* [Your instructions]: For each line below that includes the word "民间文化论坛", make a copy.

+++

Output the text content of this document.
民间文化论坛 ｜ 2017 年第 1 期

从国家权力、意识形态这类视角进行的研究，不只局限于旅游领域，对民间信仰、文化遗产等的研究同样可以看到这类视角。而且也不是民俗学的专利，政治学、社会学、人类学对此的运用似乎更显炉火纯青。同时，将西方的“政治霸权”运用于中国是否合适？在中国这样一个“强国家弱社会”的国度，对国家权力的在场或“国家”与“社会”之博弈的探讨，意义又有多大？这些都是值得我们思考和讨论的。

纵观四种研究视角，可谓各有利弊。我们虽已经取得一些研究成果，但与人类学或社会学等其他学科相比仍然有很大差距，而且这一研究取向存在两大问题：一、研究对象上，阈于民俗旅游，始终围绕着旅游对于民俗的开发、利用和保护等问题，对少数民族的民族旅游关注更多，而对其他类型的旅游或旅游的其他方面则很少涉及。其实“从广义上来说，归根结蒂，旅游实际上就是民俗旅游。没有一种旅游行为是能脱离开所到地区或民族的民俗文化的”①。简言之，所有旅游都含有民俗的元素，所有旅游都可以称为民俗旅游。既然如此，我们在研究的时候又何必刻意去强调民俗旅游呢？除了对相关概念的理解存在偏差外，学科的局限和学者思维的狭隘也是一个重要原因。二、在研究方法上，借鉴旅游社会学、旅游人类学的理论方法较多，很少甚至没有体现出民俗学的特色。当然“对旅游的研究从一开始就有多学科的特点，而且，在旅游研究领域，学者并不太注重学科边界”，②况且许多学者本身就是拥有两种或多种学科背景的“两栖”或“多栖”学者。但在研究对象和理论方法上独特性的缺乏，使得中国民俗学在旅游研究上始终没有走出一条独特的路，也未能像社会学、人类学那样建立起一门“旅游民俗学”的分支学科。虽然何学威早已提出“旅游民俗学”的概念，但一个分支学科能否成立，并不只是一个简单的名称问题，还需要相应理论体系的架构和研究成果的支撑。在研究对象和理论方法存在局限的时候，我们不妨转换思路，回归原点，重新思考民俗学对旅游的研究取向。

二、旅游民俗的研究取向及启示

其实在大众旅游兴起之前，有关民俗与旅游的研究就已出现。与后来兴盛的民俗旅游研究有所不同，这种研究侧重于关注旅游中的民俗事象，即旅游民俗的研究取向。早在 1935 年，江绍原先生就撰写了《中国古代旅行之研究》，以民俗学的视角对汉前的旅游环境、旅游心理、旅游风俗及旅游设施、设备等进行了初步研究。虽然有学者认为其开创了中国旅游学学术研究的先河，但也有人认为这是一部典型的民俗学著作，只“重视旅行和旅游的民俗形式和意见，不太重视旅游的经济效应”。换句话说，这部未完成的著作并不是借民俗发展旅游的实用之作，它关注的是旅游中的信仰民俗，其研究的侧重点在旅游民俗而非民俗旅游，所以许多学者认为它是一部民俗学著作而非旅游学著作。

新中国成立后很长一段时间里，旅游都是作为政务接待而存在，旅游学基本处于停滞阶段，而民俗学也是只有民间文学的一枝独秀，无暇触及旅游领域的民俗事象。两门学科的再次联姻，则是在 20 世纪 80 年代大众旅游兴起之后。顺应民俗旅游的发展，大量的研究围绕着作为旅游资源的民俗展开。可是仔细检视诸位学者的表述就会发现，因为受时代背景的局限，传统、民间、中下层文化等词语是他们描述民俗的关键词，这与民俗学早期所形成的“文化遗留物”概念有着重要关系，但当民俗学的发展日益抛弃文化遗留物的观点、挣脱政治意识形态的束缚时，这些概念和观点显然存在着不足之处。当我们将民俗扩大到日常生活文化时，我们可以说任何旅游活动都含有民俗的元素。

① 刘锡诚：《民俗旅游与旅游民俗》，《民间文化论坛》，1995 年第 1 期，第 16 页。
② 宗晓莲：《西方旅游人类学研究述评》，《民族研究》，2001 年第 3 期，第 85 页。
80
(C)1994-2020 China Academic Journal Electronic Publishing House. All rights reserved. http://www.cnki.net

+++

* [Result of the task]:
民间文化论坛 ｜ 2017 年第 1 期
① 刘锡诚：《民俗旅游与旅游民俗》，《民间文化论坛》，1995 年第 1 期，第 16 页。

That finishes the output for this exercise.